## PROMPT
Reproduce each line exactly. Skip none.

## SOURCE DATA

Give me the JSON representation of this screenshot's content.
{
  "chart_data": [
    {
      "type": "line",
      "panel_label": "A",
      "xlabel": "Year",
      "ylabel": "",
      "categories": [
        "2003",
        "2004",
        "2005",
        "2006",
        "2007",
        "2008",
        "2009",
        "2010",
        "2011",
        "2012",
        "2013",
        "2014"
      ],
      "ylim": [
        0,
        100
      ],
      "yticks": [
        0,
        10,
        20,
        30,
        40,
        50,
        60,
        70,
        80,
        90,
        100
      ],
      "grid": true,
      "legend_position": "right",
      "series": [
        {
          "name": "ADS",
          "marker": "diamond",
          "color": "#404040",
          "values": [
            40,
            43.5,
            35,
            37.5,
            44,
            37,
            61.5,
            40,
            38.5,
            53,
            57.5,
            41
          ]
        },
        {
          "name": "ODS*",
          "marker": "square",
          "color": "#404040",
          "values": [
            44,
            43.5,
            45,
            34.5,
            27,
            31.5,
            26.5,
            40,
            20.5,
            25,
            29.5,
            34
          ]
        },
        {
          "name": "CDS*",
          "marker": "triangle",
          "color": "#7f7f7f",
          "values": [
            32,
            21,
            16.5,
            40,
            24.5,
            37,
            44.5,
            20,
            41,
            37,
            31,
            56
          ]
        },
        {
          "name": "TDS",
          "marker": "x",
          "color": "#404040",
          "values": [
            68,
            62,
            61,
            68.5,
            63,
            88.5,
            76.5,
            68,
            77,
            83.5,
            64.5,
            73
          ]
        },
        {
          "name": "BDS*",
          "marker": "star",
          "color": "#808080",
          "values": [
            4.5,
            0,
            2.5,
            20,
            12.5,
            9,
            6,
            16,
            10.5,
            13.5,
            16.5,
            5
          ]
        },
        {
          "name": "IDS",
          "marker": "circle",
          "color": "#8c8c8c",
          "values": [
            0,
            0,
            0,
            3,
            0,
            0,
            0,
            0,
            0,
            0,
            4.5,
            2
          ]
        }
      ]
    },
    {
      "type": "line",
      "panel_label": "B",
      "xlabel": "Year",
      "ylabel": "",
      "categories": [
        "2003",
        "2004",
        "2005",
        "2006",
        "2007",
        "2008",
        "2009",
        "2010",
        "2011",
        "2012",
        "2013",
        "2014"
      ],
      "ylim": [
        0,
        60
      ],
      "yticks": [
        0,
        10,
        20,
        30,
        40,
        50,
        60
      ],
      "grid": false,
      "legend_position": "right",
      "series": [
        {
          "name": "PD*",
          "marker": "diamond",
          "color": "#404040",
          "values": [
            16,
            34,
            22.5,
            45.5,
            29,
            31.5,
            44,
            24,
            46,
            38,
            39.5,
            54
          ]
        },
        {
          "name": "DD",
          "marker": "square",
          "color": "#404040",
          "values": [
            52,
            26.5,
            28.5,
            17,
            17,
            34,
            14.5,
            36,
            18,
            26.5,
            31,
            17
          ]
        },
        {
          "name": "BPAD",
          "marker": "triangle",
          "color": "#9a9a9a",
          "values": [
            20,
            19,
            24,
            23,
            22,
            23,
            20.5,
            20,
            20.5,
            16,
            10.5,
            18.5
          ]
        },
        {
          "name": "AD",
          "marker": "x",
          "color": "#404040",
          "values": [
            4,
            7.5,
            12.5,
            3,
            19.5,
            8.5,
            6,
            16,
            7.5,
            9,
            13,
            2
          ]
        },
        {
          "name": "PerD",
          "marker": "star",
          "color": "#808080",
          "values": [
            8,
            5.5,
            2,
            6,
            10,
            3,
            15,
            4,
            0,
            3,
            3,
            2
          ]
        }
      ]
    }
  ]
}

## EXPECTED OUTPUT
Give me the JSON representation of this screenshot's content.
{
  "chart_data": [
    {
      "type": "line",
      "panel_label": "A",
      "xlabel": "Year",
      "ylabel": "",
      "categories": [
        "2003",
        "2004",
        "2005",
        "2006",
        "2007",
        "2008",
        "2009",
        "2010",
        "2011",
        "2012",
        "2013",
        "2014"
      ],
      "ylim": [
        0,
        100
      ],
      "yticks": [
        0,
        10,
        20,
        30,
        40,
        50,
        60,
        70,
        80,
        90,
        100
      ],
      "grid": true,
      "legend_position": "right",
      "series": [
        {
          "name": "ADS",
          "marker": "diamond",
          "color": "#404040",
          "values": [
            40,
            43.5,
            35,
            37.5,
            44,
            37,
            61.5,
            40,
            38.5,
            53,
            57.5,
            41
          ]
        },
        {
          "name": "ODS*",
          "marker": "square",
          "color": "#404040",
          "values": [
            44,
            43.5,
            45,
            34.5,
            27,
            31.5,
            26.5,
            40,
            20.5,
            25,
            29.5,
            34
          ]
        },
        {
          "name": "CDS*",
          "marker": "triangle",
          "color": "#7f7f7f",
          "values": [
            32,
            21,
            16.5,
            40,
            24.5,
            37,
            44.5,
            20,
            41,
            37,
            31,
            56
          ]
        },
        {
          "name": "TDS",
          "marker": "x",
          "color": "#404040",
          "values": [
            68,
            62,
            61,
            68.5,
            63,
            88.5,
            76.5,
            68,
            77,
            83.5,
            64.5,
            73
          ]
        },
        {
          "name": "BDS*",
          "marker": "star",
          "color": "#808080",
          "values": [
            4.5,
            0,
            2.5,
            20,
            12.5,
            9,
            6,
            16,
            10.5,
            13.5,
            16.5,
            5
          ]
        },
        {
          "name": "IDS",
          "marker": "circle",
          "color": "#8c8c8c",
          "values": [
            0,
            0,
            0,
            3,
            0,
            0,
            0,
            0,
            0,
            0,
            4.5,
            2
          ]
        }
      ]
    },
    {
      "type": "line",
      "panel_label": "B",
      "xlabel": "Year",
      "ylabel": "",
      "categories": [
        "2003",
        "2004",
        "2005",
        "2006",
        "2007",
        "2008",
        "2009",
        "2010",
        "2011",
        "2012",
        "2013",
        "2014"
      ],
      "ylim": [
        0,
        60
      ],
      "yticks": [
        0,
        10,
        20,
        30,
        40,
        50,
        60
      ],
      "grid": false,
      "legend_position": "right",
      "series": [
        {
          "name": "PD*",
          "marker": "diamond",
          "color": "#404040",
          "values": [
            16,
            34,
            22.5,
            45.5,
            29,
            31.5,
            44,
            24,
            46,
            38,
            39.5,
            54
          ]
        },
        {
          "name": "DD",
          "marker": "square",
          "color": "#404040",
          "values": [
            52,
            26.5,
            28.5,
            17,
            17,
            34,
            14.5,
            36,
            18,
            26.5,
            31,
            17
          ]
        },
        {
          "name": "BPAD",
          "marker": "triangle",
          "color": "#9a9a9a",
          "values": [
            20,
            19,
            24,
            23,
            22,
            23,
            20.5,
            20,
            20.5,
            16,
            10.5,
            18.5
          ]
        },
        {
          "name": "AD",
          "marker": "x",
          "color": "#404040",
          "values": [
            4,
            7.5,
            12.5,
            3,
            19.5,
            8.5,
            6,
            16,
            7.5,
            9,
            13,
            2
          ]
        },
        {
          "name": "PerD",
          "marker": "star",
          "color": "#808080",
          "values": [
            8,
            5.5,
            2,
            6,
            10,
            3,
            15,
            4,
            0,
            3,
            3,
            2
          ]
        }
      ]
    }
  ]
}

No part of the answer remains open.